INPUT:
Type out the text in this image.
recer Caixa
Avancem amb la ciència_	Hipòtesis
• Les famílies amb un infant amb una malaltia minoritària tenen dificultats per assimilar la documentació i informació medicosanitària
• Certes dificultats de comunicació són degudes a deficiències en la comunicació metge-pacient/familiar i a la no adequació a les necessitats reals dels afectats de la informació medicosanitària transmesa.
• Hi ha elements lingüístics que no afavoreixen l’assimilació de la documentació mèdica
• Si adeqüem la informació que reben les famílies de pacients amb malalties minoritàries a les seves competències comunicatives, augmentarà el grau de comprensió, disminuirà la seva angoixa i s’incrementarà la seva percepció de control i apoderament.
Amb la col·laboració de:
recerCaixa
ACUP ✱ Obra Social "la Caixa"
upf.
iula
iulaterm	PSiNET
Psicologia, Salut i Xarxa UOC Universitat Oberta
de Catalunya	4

WORK REQUIRED: Copy out all of the records above with nothing altered.

RESULT:
Type out the text in this image.
recer Caixa
Avancem amb la ciència_	Hipòtesis
• Les famílies amb un infant amb una malaltia minoritària tenen dificultats per assimilar la documentació i informació medicosanitària
• Certes dificultats de comunicació són degudes a deficiències en la comunicació metge-pacient/familiar i a la no adequació a les necessitats reals dels afectats de la informació medicosanitària transmesa.
• Hi ha elements lingüístics que no afavoreixen l’assimilació de la documentació mèdica
• Si adeqüem la informació que reben les famílies de pacients amb malalties minoritàries a les seves competències comunicatives, augmentarà el grau de comprensió, disminuirà la seva angoixa i s’incrementarà la seva percepció de control i apoderament.
Amb la col·laboració de:
recerCaixa
ACUP ✱ Obra Social "la Caixa"
upf.
iula
iulaterm	PSiNET
Psicologia, Salut i Xarxa UOC Universitat Oberta
de Catalunya	4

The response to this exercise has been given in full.